PROBLEM DESCRIPTION:
Pull every line that holds the word "FIFO" from the entries.

RECORDS FOR THE EXERCISE:
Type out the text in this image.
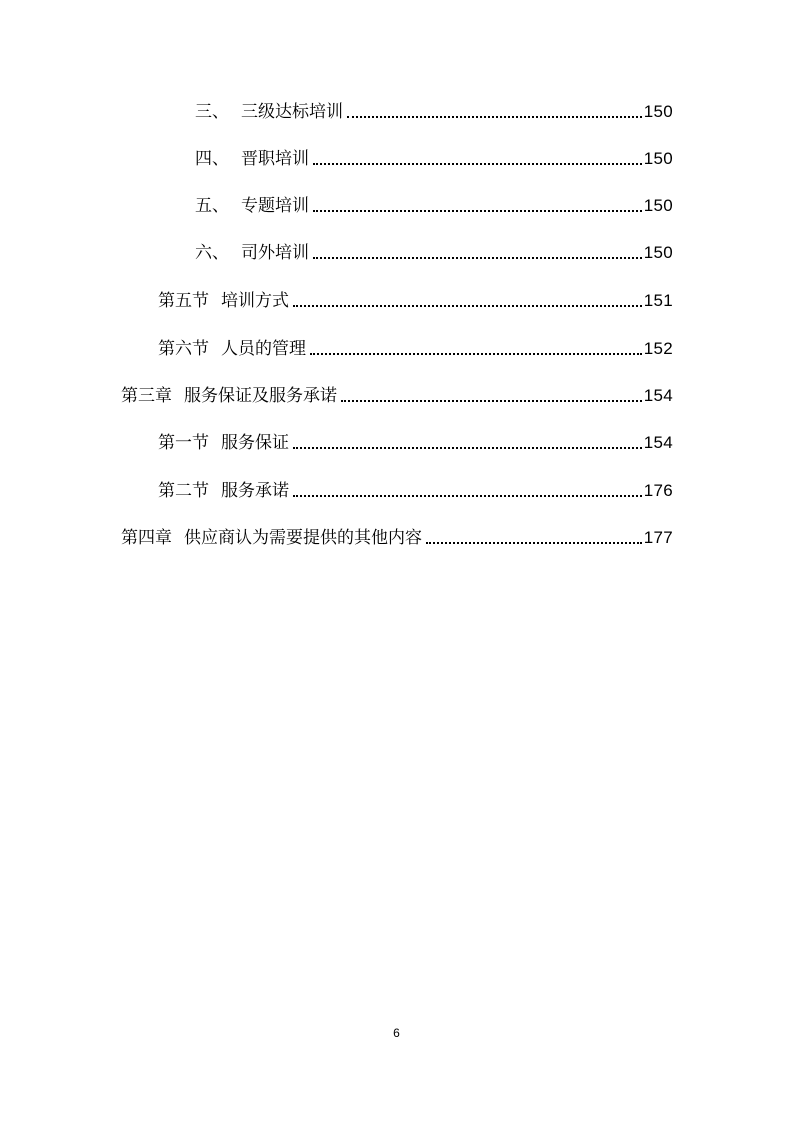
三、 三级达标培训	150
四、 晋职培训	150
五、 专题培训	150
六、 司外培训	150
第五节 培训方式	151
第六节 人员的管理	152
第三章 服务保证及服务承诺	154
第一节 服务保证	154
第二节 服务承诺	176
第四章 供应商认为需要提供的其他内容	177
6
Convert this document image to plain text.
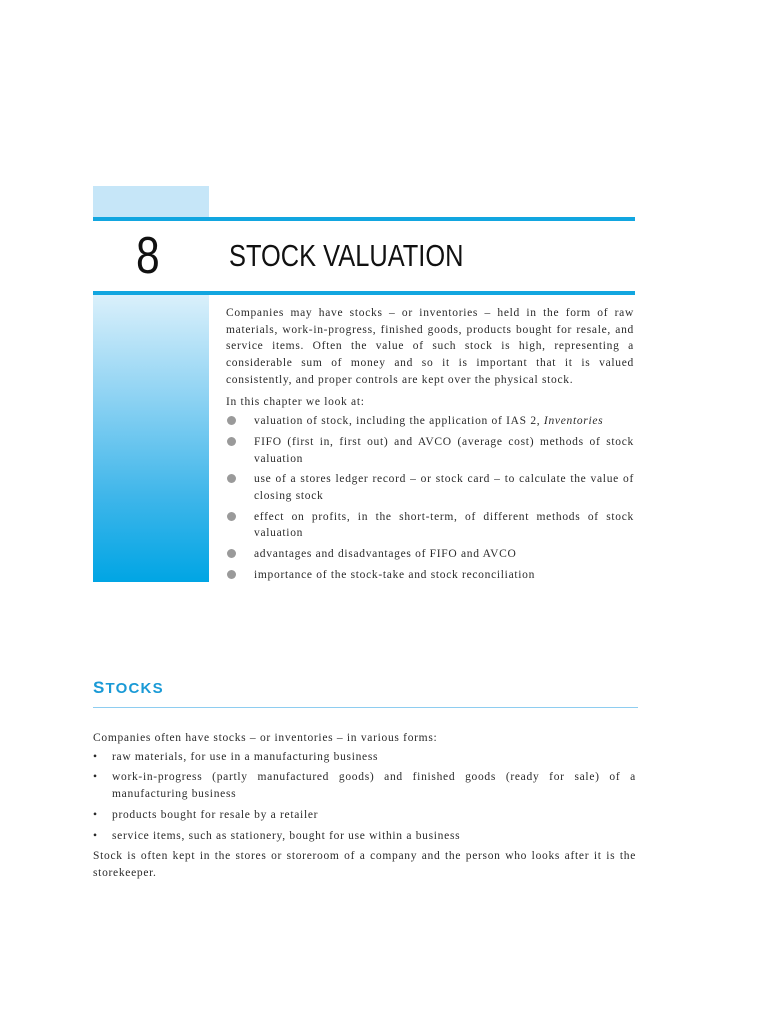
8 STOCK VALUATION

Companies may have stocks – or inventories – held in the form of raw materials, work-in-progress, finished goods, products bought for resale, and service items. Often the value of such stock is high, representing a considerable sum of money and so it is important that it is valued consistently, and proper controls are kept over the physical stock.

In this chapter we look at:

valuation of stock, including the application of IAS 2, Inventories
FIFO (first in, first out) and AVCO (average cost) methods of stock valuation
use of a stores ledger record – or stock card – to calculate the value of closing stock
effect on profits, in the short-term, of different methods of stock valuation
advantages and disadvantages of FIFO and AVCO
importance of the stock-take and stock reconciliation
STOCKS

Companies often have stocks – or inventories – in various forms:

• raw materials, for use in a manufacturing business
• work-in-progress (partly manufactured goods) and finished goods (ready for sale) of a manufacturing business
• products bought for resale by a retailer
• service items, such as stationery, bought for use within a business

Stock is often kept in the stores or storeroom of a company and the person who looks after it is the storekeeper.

FULL SOLUTION:
FIFO (first in, first out) and AVCO (average cost) methods of stock valuation
advantages and disadvantages of FIFO and AVCO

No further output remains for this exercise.